Transcribe the records in full, keeping every character as it is.

▶ Extracted records:
☆ ☆ ☆ ☆ ☆ ☆ ☆
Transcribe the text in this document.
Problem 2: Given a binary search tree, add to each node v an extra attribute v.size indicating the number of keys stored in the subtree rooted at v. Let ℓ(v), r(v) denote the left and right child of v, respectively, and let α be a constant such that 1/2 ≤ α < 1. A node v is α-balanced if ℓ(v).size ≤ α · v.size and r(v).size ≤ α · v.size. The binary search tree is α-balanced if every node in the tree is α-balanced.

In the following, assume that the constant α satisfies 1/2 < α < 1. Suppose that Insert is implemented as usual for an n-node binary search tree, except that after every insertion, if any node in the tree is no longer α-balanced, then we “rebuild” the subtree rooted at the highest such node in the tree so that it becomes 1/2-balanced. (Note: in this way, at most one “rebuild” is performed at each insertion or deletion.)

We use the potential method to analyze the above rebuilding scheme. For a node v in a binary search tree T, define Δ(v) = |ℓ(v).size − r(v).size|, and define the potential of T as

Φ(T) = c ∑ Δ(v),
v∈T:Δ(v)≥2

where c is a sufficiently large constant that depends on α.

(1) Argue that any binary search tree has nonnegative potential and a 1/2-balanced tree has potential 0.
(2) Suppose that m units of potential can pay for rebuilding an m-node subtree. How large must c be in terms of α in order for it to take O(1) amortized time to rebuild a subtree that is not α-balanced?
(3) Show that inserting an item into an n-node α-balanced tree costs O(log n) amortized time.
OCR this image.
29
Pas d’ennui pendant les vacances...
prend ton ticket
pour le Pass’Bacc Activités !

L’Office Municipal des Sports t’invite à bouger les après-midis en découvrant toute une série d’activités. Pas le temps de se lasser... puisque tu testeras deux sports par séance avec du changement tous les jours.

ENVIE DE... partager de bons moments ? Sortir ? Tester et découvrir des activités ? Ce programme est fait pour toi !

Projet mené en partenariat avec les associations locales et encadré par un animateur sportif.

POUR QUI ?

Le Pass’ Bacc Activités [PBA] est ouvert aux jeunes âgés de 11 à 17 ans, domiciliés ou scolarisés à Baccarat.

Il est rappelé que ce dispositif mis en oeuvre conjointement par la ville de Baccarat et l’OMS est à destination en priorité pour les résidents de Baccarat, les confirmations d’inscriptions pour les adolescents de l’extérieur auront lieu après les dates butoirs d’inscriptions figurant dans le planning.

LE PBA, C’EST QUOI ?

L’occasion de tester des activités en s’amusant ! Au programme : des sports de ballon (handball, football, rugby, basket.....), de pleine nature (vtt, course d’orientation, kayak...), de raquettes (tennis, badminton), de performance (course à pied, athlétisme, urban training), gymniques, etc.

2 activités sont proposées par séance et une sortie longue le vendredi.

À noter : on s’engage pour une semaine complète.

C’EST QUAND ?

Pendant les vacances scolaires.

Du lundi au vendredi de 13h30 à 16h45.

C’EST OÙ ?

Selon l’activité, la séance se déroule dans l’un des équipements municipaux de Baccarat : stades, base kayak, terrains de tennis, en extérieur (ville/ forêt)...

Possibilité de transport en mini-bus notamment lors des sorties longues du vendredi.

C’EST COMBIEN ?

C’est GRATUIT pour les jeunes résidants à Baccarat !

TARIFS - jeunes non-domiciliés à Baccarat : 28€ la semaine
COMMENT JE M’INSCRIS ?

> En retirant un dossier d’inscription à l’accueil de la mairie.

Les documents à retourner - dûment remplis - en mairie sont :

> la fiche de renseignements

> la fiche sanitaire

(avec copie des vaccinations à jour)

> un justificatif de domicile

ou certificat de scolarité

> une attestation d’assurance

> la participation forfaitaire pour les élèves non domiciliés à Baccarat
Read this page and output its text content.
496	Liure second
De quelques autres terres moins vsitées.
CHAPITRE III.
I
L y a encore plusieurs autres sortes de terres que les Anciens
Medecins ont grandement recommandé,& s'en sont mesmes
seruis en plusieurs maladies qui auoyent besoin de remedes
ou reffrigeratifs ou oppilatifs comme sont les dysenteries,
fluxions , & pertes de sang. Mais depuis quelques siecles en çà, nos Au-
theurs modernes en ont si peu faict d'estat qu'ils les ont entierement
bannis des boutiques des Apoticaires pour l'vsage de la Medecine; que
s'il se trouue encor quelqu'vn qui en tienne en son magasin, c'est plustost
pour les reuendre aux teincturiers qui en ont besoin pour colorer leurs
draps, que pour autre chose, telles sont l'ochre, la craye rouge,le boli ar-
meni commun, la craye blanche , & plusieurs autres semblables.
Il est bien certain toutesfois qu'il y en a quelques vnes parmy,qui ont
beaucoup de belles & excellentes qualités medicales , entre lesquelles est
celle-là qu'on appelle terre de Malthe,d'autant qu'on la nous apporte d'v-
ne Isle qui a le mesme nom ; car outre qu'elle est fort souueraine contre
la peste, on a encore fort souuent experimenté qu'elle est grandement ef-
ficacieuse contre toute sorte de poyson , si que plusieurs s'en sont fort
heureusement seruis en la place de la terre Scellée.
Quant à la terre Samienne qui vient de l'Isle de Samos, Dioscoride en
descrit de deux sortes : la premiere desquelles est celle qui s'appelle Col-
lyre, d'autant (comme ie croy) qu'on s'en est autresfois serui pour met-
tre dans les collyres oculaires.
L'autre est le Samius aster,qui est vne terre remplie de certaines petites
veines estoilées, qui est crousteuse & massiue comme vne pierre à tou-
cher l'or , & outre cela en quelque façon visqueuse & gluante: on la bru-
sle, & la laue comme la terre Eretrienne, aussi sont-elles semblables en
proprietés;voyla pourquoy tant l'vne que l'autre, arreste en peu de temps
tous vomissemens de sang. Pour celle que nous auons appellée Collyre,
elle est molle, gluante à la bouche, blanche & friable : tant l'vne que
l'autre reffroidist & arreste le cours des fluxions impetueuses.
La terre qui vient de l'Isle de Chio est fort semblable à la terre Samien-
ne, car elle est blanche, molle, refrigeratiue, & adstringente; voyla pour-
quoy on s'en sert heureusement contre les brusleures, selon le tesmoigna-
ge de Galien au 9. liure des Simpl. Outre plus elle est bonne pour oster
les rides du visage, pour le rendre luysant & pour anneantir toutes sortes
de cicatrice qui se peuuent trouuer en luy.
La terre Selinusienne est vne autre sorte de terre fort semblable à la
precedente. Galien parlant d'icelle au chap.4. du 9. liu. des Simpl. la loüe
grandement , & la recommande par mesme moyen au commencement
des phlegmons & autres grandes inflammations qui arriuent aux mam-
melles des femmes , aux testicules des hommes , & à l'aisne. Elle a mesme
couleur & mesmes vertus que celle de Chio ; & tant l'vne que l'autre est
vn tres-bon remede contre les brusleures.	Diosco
☆ ☆ ☆ ☆ ☆ ☆ ☆
▶ Correct result:
Transcribe the text in this document.
Problem 2: Given a binary search tree, add to each node v an extra attribute v.size indicating the number of keys stored in the subtree rooted at v. Let ℓ(v), r(v) denote the left and right child of v, respectively, and let α be a constant such that 1/2 ≤ α < 1. A node v is α-balanced if ℓ(v).size ≤ α · v.size and r(v).size ≤ α · v.size. The binary search tree is α-balanced if every node in the tree is α-balanced.

In the following, assume that the constant α satisfies 1/2 < α < 1. Suppose that Insert is implemented as usual for an n-node binary search tree, except that after every insertion, if any node in the tree is no longer α-balanced, then we “rebuild” the subtree rooted at the highest such node in the tree so that it becomes 1/2-balanced. (Note: in this way, at most one “rebuild” is performed at each insertion or deletion.)

We use the potential method to analyze the above rebuilding scheme. For a node v in a binary search tree T, define Δ(v) = |ℓ(v).size − r(v).size|, and define the potential of T as

Φ(T) = c ∑ Δ(v),
v∈T:Δ(v)≥2

where c is a sufficiently large constant that depends on α.

(1) Argue that any binary search tree has nonnegative potential and a 1/2-balanced tree has potential 0.
(2) Suppose that m units of potential can pay for rebuilding an m-node subtree. How large must c be in terms of α in order for it to take O(1) amortized time to rebuild a subtree that is not α-balanced?
(3) Show that inserting an item into an n-node α-balanced tree costs O(log n) amortized time.
OCR this image.
29
Pas d’ennui pendant les vacances...
prend ton ticket
pour le Pass’Bacc Activités !

L’Office Municipal des Sports t’invite à bouger les après-midis en découvrant toute une série d’activités. Pas le temps de se lasser... puisque tu testeras deux sports par séance avec du changement tous les jours.

ENVIE DE... partager de bons moments ? Sortir ? Tester et découvrir des activités ? Ce programme est fait pour toi !

Projet mené en partenariat avec les associations locales et encadré par un animateur sportif.

POUR QUI ?

Le Pass’ Bacc Activités [PBA] est ouvert aux jeunes âgés de 11 à 17 ans, domiciliés ou scolarisés à Baccarat.

Il est rappelé que ce dispositif mis en oeuvre conjointement par la ville de Baccarat et l’OMS est à destination en priorité pour les résidents de Baccarat, les confirmations d’inscriptions pour les adolescents de l’extérieur auront lieu après les dates butoirs d’inscriptions figurant dans le planning.

LE PBA, C’EST QUOI ?

L’occasion de tester des activités en s’amusant ! Au programme : des sports de ballon (handball, football, rugby, basket.....), de pleine nature (vtt, course d’orientation, kayak...), de raquettes (tennis, badminton), de performance (course à pied, athlétisme, urban training), gymniques, etc.

2 activités sont proposées par séance et une sortie longue le vendredi.

À noter : on s’engage pour une semaine complète.

C’EST QUAND ?

Pendant les vacances scolaires.

Du lundi au vendredi de 13h30 à 16h45.

C’EST OÙ ?

Selon l’activité, la séance se déroule dans l’un des équipements municipaux de Baccarat : stades, base kayak, terrains de tennis, en extérieur (ville/ forêt)...

Possibilité de transport en mini-bus notamment lors des sorties longues du vendredi.

C’EST COMBIEN ?

C’est GRATUIT pour les jeunes résidants à Baccarat !

TARIFS - jeunes non-domiciliés à Baccarat : 28€ la semaine
COMMENT JE M’INSCRIS ?

> En retirant un dossier d’inscription à l’accueil de la mairie.

Les documents à retourner - dûment remplis - en mairie sont :

> la fiche de renseignements

> la fiche sanitaire

(avec copie des vaccinations à jour)

> un justificatif de domicile

ou certificat de scolarité

> une attestation d’assurance

> la participation forfaitaire pour les élèves non domiciliés à Baccarat
Read this page and output its text content.
496	Liure second
De quelques autres terres moins vsitées.
CHAPITRE III.
I
L y a encore plusieurs autres sortes de terres que les Anciens
Medecins ont grandement recommandé,& s'en sont mesmes
seruis en plusieurs maladies qui auoyent besoin de remedes
ou reffrigeratifs ou oppilatifs comme sont les dysenteries,
fluxions , & pertes de sang. Mais depuis quelques siecles en çà, nos Au-
theurs modernes en ont si peu faict d'estat qu'ils les ont entierement
bannis des boutiques des Apoticaires pour l'vsage de la Medecine; que
s'il se trouue encor quelqu'vn qui en tienne en son magasin, c'est plustost
pour les reuendre aux teincturiers qui en ont besoin pour colorer leurs
draps, que pour autre chose, telles sont l'ochre, la craye rouge,le boli ar-
meni commun, la craye blanche , & plusieurs autres semblables.
Il est bien certain toutesfois qu'il y en a quelques vnes parmy,qui ont
beaucoup de belles & excellentes qualités medicales , entre lesquelles est
celle-là qu'on appelle terre de Malthe,d'autant qu'on la nous apporte d'v-
ne Isle qui a le mesme nom ; car outre qu'elle est fort souueraine contre
la peste, on a encore fort souuent experimenté qu'elle est grandement ef-
ficacieuse contre toute sorte de poyson , si que plusieurs s'en sont fort
heureusement seruis en la place de la terre Scellée.
Quant à la terre Samienne qui vient de l'Isle de Samos, Dioscoride en
descrit de deux sortes : la premiere desquelles est celle qui s'appelle Col-
lyre, d'autant (comme ie croy) qu'on s'en est autresfois serui pour met-
tre dans les collyres oculaires.
L'autre est le Samius aster,qui est vne terre remplie de certaines petites
veines estoilées, qui est crousteuse & massiue comme vne pierre à tou-
cher l'or , & outre cela en quelque façon visqueuse & gluante: on la bru-
sle, & la laue comme la terre Eretrienne, aussi sont-elles semblables en
proprietés;voyla pourquoy tant l'vne que l'autre, arreste en peu de temps
tous vomissemens de sang. Pour celle que nous auons appellée Collyre,
elle est molle, gluante à la bouche, blanche & friable : tant l'vne que
l'autre reffroidist & arreste le cours des fluxions impetueuses.
La terre qui vient de l'Isle de Chio est fort semblable à la terre Samien-
ne, car elle est blanche, molle, refrigeratiue, & adstringente; voyla pour-
quoy on s'en sert heureusement contre les brusleures, selon le tesmoigna-
ge de Galien au 9. liure des Simpl. Outre plus elle est bonne pour oster
les rides du visage, pour le rendre luysant & pour anneantir toutes sortes
de cicatrice qui se peuuent trouuer en luy.
La terre Selinusienne est vne autre sorte de terre fort semblable à la
precedente. Galien parlant d'icelle au chap.4. du 9. liu. des Simpl. la loüe
grandement , & la recommande par mesme moyen au commencement
des phlegmons & autres grandes inflammations qui arriuent aux mam-
melles des femmes , aux testicules des hommes , & à l'aisne. Elle a mesme
couleur & mesmes vertus que celle de Chio ; & tant l'vne que l'autre est
vn tres-bon remede contre les brusleures.	Diosco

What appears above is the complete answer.